◆ **Goal of the exercise**: Write out all of the entries exactly, please.

-- Begin Given records --

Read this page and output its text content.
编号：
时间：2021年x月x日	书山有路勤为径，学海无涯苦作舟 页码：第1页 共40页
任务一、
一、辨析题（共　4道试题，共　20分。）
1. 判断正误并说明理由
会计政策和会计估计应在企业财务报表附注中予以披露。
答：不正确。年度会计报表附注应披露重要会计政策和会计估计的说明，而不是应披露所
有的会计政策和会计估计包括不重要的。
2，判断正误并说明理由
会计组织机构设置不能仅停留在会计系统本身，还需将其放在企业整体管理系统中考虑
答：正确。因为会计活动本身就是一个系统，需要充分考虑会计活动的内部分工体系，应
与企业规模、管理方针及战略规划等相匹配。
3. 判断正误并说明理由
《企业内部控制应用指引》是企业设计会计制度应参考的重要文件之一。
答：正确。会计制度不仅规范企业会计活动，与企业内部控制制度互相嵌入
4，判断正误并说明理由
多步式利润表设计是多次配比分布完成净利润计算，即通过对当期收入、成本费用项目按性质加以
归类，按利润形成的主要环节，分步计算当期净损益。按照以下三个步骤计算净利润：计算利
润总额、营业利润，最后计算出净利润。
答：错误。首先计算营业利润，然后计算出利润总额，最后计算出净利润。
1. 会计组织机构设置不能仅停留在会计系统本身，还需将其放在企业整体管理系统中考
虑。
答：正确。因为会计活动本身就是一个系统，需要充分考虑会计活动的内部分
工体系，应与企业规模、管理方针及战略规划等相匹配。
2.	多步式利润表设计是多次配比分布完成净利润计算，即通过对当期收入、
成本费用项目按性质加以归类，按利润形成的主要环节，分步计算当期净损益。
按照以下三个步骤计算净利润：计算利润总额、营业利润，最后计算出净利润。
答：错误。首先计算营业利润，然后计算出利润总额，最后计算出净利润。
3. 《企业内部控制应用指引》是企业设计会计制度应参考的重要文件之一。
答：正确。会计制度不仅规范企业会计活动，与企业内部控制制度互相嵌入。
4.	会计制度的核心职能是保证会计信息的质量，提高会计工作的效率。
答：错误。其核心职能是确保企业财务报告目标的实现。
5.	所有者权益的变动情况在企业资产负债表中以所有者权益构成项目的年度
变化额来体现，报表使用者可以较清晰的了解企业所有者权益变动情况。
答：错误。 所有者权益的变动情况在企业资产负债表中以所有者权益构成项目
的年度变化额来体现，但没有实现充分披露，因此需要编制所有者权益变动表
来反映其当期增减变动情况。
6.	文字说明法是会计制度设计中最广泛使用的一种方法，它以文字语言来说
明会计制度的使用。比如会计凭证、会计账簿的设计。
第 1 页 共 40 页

-- End Given records --

◆ **The result**:
Read this page and output its text content.
编号：
时间：2021年x月x日	书山有路勤为径，学海无涯苦作舟 页码：第1页 共40页
任务一、
一、辨析题（共　4道试题，共　20分。）
1. 判断正误并说明理由
会计政策和会计估计应在企业财务报表附注中予以披露。
答：不正确。年度会计报表附注应披露重要会计政策和会计估计的说明，而不是应披露所
有的会计政策和会计估计包括不重要的。
2，判断正误并说明理由
会计组织机构设置不能仅停留在会计系统本身，还需将其放在企业整体管理系统中考虑
答：正确。因为会计活动本身就是一个系统，需要充分考虑会计活动的内部分工体系，应
与企业规模、管理方针及战略规划等相匹配。
3. 判断正误并说明理由
《企业内部控制应用指引》是企业设计会计制度应参考的重要文件之一。
答：正确。会计制度不仅规范企业会计活动，与企业内部控制制度互相嵌入
4，判断正误并说明理由
多步式利润表设计是多次配比分布完成净利润计算，即通过对当期收入、成本费用项目按性质加以
归类，按利润形成的主要环节，分步计算当期净损益。按照以下三个步骤计算净利润：计算利
润总额、营业利润，最后计算出净利润。
答：错误。首先计算营业利润，然后计算出利润总额，最后计算出净利润。
1. 会计组织机构设置不能仅停留在会计系统本身，还需将其放在企业整体管理系统中考
虑。
答：正确。因为会计活动本身就是一个系统，需要充分考虑会计活动的内部分
工体系，应与企业规模、管理方针及战略规划等相匹配。
2.	多步式利润表设计是多次配比分布完成净利润计算，即通过对当期收入、
成本费用项目按性质加以归类，按利润形成的主要环节，分步计算当期净损益。
按照以下三个步骤计算净利润：计算利润总额、营业利润，最后计算出净利润。
答：错误。首先计算营业利润，然后计算出利润总额，最后计算出净利润。
3. 《企业内部控制应用指引》是企业设计会计制度应参考的重要文件之一。
答：正确。会计制度不仅规范企业会计活动，与企业内部控制制度互相嵌入。
4.	会计制度的核心职能是保证会计信息的质量，提高会计工作的效率。
答：错误。其核心职能是确保企业财务报告目标的实现。
5.	所有者权益的变动情况在企业资产负债表中以所有者权益构成项目的年度
变化额来体现，报表使用者可以较清晰的了解企业所有者权益变动情况。
答：错误。 所有者权益的变动情况在企业资产负债表中以所有者权益构成项目
的年度变化额来体现，但没有实现充分披露，因此需要编制所有者权益变动表
来反映其当期增减变动情况。
6.	文字说明法是会计制度设计中最广泛使用的一种方法，它以文字语言来说
明会计制度的使用。比如会计凭证、会计账簿的设计。
第 1 页 共 40 页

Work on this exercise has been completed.